Material provided:
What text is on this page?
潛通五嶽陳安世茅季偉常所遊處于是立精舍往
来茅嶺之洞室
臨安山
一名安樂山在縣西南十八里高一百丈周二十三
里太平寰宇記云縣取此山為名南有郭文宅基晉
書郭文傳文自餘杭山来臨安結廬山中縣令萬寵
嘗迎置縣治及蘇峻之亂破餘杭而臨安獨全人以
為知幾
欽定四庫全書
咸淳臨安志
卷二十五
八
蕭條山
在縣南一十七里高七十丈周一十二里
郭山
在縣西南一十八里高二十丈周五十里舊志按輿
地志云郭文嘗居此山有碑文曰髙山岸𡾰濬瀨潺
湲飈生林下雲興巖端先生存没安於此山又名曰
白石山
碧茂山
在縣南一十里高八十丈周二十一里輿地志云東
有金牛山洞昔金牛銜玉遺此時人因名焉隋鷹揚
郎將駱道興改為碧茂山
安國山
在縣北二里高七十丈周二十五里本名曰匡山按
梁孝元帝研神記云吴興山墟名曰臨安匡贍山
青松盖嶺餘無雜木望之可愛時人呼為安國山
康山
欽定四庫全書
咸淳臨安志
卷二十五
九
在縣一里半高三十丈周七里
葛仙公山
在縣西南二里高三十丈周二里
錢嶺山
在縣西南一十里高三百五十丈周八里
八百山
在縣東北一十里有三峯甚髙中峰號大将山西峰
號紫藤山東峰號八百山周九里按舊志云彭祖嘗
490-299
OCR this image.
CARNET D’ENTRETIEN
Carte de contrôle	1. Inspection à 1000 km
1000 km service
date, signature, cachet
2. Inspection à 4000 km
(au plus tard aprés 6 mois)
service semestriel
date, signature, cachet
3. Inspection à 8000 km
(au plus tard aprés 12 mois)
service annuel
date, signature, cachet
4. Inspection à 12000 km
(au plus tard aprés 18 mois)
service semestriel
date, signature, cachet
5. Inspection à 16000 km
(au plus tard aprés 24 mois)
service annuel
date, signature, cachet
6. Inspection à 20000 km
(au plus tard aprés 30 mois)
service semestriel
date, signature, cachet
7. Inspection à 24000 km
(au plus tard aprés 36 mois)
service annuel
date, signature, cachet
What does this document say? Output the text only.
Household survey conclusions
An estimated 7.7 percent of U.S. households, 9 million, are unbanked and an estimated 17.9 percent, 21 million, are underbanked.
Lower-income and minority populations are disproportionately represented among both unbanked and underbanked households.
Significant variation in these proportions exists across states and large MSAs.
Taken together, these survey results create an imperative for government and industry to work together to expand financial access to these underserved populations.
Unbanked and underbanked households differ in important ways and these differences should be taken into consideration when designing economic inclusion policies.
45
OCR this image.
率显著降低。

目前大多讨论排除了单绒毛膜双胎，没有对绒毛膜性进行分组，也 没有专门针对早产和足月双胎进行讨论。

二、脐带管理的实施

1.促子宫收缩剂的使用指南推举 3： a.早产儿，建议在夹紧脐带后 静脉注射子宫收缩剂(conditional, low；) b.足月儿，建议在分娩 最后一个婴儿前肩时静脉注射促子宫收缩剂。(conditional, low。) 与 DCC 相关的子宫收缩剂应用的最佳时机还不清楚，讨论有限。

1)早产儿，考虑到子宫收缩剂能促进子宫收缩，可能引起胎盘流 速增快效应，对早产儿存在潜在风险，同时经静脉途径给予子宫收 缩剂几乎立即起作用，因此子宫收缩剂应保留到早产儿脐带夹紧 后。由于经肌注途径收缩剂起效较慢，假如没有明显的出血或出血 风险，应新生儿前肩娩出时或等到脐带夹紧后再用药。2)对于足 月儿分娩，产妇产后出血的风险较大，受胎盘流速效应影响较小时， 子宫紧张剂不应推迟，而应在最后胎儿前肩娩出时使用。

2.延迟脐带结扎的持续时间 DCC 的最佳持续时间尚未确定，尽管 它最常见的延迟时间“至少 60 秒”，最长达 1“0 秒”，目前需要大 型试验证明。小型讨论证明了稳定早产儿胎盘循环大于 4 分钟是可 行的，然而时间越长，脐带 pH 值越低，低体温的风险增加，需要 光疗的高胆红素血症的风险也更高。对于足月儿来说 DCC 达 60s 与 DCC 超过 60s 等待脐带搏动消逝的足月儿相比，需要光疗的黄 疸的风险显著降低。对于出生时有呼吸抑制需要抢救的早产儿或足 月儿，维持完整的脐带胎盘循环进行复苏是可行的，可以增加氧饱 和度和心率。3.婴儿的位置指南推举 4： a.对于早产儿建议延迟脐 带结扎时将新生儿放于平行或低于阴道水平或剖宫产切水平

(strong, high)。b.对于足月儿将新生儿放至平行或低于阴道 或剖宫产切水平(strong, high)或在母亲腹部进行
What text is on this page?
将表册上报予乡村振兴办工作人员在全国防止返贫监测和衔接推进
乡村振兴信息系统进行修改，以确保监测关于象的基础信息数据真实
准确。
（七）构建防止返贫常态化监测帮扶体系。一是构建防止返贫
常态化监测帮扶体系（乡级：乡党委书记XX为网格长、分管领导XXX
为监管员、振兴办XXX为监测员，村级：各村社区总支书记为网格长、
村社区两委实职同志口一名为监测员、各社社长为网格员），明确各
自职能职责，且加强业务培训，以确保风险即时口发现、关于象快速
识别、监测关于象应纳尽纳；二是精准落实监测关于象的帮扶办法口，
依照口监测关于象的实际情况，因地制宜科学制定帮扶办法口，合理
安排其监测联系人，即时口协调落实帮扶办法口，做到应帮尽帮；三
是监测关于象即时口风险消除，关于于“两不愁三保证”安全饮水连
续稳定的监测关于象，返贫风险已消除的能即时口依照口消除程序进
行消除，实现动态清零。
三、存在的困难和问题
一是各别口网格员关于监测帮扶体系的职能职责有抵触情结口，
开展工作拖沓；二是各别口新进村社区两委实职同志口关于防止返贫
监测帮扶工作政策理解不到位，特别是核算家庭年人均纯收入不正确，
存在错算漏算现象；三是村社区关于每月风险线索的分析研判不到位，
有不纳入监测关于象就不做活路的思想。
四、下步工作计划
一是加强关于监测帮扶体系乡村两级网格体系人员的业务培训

Given instruction: Using the material above, gather every line that includes "households".

Correct response:
An estimated 7.7 percent of U.S. households, 9 million, are unbanked and an estimated 17.9 percent, 21 million, are underbanked.
Lower-income and minority populations are disproportionately represented among both unbanked and underbanked households.
Unbanked and underbanked households differ in important ways and these differences should be taken into consideration when designing economic inclusion policies.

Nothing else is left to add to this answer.